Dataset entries
▽
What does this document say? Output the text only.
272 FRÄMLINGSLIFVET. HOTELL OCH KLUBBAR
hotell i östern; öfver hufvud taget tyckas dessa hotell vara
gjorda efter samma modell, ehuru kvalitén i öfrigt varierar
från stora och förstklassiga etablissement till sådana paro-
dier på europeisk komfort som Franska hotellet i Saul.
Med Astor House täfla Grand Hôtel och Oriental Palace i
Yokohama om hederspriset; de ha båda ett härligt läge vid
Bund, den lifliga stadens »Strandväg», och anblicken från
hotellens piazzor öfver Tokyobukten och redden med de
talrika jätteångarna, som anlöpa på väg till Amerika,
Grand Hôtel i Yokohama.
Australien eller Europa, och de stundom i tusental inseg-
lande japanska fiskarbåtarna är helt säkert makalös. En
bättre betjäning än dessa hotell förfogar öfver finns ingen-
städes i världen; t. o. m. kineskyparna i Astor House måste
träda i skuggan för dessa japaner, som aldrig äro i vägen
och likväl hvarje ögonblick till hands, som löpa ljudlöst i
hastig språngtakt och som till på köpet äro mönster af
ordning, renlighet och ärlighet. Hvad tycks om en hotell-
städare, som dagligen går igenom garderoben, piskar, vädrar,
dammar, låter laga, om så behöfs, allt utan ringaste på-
△
## BRIEF:
An unaltered transcription of all the data above is needed.

## TASK RESULT:
What does this document say? Output the text only.
272 FRÄMLINGSLIFVET. HOTELL OCH KLUBBAR
hotell i östern; öfver hufvud taget tyckas dessa hotell vara
gjorda efter samma modell, ehuru kvalitén i öfrigt varierar
från stora och förstklassiga etablissement till sådana paro-
dier på europeisk komfort som Franska hotellet i Saul.
Med Astor House täfla Grand Hôtel och Oriental Palace i
Yokohama om hederspriset; de ha båda ett härligt läge vid
Bund, den lifliga stadens »Strandväg», och anblicken från
hotellens piazzor öfver Tokyobukten och redden med de
talrika jätteångarna, som anlöpa på väg till Amerika,
Grand Hôtel i Yokohama.
Australien eller Europa, och de stundom i tusental inseg-
lande japanska fiskarbåtarna är helt säkert makalös. En
bättre betjäning än dessa hotell förfogar öfver finns ingen-
städes i världen; t. o. m. kineskyparna i Astor House måste
träda i skuggan för dessa japaner, som aldrig äro i vägen
och likväl hvarje ögonblick till hands, som löpa ljudlöst i
hastig språngtakt och som till på köpet äro mönster af
ordning, renlighet och ärlighet. Hvad tycks om en hotell-
städare, som dagligen går igenom garderoben, piskar, vädrar,
dammar, låter laga, om så behöfs, allt utan ringaste på-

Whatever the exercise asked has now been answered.